##### Records supplied
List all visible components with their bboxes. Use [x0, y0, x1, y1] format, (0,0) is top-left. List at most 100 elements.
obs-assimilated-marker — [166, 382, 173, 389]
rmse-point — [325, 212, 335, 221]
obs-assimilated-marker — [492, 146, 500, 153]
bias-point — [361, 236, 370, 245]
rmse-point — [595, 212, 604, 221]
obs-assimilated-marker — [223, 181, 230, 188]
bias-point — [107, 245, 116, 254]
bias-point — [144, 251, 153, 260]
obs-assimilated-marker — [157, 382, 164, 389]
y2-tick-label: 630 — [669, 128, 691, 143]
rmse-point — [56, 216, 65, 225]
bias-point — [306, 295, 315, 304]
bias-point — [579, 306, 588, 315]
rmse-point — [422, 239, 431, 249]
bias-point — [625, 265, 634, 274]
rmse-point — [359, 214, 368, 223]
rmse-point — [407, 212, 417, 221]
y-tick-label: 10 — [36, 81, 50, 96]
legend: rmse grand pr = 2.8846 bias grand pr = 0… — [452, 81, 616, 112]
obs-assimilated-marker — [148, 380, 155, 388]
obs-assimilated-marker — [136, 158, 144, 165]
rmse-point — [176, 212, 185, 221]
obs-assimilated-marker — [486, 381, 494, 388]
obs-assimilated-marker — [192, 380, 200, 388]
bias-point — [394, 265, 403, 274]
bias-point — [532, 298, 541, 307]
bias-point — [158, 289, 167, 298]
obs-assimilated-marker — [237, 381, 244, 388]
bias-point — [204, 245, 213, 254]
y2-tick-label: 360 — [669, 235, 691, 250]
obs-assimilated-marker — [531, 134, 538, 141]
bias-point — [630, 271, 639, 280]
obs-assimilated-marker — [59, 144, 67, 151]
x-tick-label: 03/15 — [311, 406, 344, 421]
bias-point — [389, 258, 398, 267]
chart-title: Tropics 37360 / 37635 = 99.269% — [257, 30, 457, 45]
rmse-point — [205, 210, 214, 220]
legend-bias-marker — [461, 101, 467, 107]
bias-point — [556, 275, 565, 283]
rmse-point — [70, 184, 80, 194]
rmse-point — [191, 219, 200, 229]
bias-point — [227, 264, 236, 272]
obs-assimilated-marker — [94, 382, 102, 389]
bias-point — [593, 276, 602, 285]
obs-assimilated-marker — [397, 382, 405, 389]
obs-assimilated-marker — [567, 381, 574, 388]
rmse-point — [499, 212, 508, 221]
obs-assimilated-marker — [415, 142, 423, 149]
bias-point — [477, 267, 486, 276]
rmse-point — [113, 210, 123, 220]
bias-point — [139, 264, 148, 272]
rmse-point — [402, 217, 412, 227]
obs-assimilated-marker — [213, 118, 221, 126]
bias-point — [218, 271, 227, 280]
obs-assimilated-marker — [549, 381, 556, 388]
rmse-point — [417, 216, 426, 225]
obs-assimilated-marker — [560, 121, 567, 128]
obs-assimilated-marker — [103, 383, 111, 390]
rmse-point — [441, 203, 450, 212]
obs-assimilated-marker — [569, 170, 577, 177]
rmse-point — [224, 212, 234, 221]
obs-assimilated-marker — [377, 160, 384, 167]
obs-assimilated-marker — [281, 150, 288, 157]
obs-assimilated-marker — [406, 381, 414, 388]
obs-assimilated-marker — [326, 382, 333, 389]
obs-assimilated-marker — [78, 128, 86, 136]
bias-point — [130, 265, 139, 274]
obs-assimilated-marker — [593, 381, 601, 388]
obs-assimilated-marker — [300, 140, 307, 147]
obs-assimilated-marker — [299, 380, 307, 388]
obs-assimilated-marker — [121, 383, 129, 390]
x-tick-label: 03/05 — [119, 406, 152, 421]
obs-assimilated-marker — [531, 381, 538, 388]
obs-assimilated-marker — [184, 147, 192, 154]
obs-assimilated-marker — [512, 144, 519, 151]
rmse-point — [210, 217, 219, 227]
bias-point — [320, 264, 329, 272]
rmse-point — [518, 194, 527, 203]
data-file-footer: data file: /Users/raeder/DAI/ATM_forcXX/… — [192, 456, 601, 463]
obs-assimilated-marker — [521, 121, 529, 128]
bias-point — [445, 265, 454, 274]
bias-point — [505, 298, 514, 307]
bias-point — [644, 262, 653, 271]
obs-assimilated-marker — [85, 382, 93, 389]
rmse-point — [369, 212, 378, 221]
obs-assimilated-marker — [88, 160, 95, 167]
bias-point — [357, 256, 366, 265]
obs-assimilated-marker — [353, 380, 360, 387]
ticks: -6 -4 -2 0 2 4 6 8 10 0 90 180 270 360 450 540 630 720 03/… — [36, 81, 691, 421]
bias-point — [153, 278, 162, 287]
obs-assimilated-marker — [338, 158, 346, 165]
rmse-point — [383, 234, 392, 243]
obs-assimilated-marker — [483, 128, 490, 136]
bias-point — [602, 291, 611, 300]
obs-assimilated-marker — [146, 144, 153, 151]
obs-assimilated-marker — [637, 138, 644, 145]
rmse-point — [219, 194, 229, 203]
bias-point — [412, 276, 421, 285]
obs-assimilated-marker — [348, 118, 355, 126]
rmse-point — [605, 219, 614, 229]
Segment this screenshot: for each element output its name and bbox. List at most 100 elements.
##########
##### Records supplied
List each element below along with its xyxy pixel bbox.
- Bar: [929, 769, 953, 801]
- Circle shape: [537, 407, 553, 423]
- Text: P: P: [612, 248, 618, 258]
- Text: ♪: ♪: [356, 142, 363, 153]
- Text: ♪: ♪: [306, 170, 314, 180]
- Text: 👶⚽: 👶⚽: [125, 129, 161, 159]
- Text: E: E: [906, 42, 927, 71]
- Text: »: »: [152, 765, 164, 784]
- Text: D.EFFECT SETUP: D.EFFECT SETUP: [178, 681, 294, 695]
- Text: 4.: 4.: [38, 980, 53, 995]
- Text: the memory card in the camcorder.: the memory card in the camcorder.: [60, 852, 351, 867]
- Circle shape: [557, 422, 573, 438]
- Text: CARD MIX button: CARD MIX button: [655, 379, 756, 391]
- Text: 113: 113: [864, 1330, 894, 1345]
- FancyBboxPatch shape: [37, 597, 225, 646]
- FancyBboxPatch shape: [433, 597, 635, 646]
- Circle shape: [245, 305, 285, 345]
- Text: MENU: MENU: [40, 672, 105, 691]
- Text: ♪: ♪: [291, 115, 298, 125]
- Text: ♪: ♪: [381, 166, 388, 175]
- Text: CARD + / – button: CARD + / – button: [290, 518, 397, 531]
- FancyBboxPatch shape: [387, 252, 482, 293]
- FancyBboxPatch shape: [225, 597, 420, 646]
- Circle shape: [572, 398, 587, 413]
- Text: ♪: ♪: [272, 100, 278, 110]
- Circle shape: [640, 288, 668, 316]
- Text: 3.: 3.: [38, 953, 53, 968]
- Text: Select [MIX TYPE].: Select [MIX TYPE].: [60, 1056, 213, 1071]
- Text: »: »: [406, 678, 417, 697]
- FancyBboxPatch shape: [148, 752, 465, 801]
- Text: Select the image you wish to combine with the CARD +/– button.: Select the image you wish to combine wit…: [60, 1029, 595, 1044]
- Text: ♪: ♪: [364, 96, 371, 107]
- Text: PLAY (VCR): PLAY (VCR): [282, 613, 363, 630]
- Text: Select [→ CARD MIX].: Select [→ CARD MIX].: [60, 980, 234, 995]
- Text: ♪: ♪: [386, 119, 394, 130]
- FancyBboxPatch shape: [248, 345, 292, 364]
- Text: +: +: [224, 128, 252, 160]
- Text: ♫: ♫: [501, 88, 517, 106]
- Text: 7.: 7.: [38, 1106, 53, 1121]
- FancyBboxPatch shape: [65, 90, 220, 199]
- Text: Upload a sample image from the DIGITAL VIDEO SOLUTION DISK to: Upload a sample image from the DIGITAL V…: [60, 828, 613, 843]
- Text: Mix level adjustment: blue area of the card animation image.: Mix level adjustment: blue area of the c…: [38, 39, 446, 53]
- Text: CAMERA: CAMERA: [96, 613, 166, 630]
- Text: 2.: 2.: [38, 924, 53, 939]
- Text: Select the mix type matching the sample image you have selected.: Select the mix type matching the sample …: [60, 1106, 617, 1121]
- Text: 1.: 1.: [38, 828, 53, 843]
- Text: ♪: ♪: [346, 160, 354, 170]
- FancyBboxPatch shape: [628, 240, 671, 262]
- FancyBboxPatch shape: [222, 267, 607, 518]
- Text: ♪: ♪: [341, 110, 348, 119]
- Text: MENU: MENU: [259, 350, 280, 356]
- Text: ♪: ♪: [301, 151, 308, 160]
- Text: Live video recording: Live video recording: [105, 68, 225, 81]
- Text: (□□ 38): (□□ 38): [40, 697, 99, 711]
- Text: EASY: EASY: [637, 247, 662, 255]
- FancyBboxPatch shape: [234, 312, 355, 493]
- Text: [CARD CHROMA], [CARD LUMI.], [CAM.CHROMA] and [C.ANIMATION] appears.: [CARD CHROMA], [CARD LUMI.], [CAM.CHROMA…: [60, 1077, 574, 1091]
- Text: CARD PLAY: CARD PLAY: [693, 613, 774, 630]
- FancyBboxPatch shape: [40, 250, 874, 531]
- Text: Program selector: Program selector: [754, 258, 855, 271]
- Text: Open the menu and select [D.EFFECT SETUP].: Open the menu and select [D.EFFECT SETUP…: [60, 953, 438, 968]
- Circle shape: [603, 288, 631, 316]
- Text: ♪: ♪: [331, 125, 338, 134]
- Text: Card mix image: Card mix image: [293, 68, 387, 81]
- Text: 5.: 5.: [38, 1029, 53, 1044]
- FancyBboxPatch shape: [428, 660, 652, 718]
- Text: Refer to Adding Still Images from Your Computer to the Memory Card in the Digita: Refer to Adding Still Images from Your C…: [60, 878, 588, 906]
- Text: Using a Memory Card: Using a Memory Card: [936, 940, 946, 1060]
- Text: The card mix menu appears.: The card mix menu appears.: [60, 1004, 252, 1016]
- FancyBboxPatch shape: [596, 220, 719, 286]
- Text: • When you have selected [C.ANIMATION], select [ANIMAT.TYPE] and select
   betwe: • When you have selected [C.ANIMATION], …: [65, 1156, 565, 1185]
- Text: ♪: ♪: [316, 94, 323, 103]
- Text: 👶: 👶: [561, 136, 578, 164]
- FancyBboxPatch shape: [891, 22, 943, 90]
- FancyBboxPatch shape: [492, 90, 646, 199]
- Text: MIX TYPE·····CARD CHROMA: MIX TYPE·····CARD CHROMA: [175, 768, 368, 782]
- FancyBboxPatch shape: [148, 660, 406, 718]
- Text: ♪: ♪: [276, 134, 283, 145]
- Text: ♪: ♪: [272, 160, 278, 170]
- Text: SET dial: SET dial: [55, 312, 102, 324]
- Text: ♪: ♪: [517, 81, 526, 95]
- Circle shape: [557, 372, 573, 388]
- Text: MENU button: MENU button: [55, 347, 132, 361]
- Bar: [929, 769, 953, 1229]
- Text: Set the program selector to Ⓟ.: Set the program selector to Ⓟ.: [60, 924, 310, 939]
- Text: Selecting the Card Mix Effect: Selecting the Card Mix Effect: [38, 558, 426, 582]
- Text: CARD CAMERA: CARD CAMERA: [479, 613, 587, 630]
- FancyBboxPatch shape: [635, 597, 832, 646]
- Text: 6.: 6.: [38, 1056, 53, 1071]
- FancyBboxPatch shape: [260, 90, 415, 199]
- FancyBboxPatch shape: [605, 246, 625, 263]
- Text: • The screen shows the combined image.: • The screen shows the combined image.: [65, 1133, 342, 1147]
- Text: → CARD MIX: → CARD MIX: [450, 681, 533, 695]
##########
Problem details — Copy the items above without any changes, from the line with "List each element" up to and including the line with "- Text: ♪: ♪: [381, 166, 388, 175]".

Answer to the task —
List each element below along with its xyxy pixel bbox.
- Bar: [929, 769, 953, 801]
- Circle shape: [537, 407, 553, 423]
- Text: P: P: [612, 248, 618, 258]
- Text: ♪: ♪: [356, 142, 363, 153]
- Text: ♪: ♪: [306, 170, 314, 180]
- Text: 👶⚽: 👶⚽: [125, 129, 161, 159]
- Text: E: E: [906, 42, 927, 71]
- Text: »: »: [152, 765, 164, 784]
- Text: D.EFFECT SETUP: D.EFFECT SETUP: [178, 681, 294, 695]
- Text: 4.: 4.: [38, 980, 53, 995]
- Text: the memory card in the camcorder.: the memory card in the camcorder.: [60, 852, 351, 867]
- Circle shape: [557, 422, 573, 438]
- Text: CARD MIX button: CARD MIX button: [655, 379, 756, 391]
- Text: 113: 113: [864, 1330, 894, 1345]
- FancyBboxPatch shape: [37, 597, 225, 646]
- FancyBboxPatch shape: [433, 597, 635, 646]
- Circle shape: [245, 305, 285, 345]
- Text: MENU: MENU: [40, 672, 105, 691]
- Text: ♪: ♪: [291, 115, 298, 125]
- Text: ♪: ♪: [381, 166, 388, 175]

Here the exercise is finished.